» WHAT TO DO
Reproduce each line exactly, including spacing and punctuation.

» SUPPLIED RECORDS

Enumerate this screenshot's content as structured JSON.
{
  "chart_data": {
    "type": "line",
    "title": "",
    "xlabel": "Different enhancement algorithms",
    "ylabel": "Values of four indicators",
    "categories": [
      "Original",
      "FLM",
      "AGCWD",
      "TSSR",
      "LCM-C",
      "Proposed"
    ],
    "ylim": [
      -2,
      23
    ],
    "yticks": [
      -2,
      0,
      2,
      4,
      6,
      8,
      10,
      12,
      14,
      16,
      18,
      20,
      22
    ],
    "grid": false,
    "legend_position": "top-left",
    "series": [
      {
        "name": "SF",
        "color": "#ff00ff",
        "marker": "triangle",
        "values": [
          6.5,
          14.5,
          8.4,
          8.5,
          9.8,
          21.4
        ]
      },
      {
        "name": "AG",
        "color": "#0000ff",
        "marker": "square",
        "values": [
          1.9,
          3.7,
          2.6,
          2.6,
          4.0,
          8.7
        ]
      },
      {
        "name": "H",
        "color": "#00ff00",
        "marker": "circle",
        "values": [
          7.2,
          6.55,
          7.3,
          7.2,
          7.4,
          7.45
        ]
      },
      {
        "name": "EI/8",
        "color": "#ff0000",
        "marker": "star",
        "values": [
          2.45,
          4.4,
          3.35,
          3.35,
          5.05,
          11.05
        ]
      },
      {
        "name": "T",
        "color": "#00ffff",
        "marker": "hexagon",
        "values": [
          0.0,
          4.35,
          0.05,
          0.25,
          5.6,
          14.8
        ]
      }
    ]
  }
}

» TASK RESPONSE
Enumerate this screenshot's content as structured JSON.
{
  "chart_data": {
    "type": "line",
    "title": "",
    "xlabel": "Different enhancement algorithms",
    "ylabel": "Values of four indicators",
    "categories": [
      "Original",
      "FLM",
      "AGCWD",
      "TSSR",
      "LCM-C",
      "Proposed"
    ],
    "ylim": [
      -2,
      23
    ],
    "yticks": [
      -2,
      0,
      2,
      4,
      6,
      8,
      10,
      12,
      14,
      16,
      18,
      20,
      22
    ],
    "grid": false,
    "legend_position": "top-left",
    "series": [
      {
        "name": "SF",
        "color": "#ff00ff",
        "marker": "triangle",
        "values": [
          6.5,
          14.5,
          8.4,
          8.5,
          9.8,
          21.4
        ]
      },
      {
        "name": "AG",
        "color": "#0000ff",
        "marker": "square",
        "values": [
          1.9,
          3.7,
          2.6,
          2.6,
          4.0,
          8.7
        ]
      },
      {
        "name": "H",
        "color": "#00ff00",
        "marker": "circle",
        "values": [
          7.2,
          6.55,
          7.3,
          7.2,
          7.4,
          7.45
        ]
      },
      {
        "name": "EI/8",
        "color": "#ff0000",
        "marker": "star",
        "values": [
          2.45,
          4.4,
          3.35,
          3.35,
          5.05,
          11.05
        ]
      },
      {
        "name": "T",
        "color": "#00ffff",
        "marker": "hexagon",
        "values": [
          0.0,
          4.35,
          0.05,
          0.25,
          5.6,
          14.8
        ]
      }
    ]
  }
}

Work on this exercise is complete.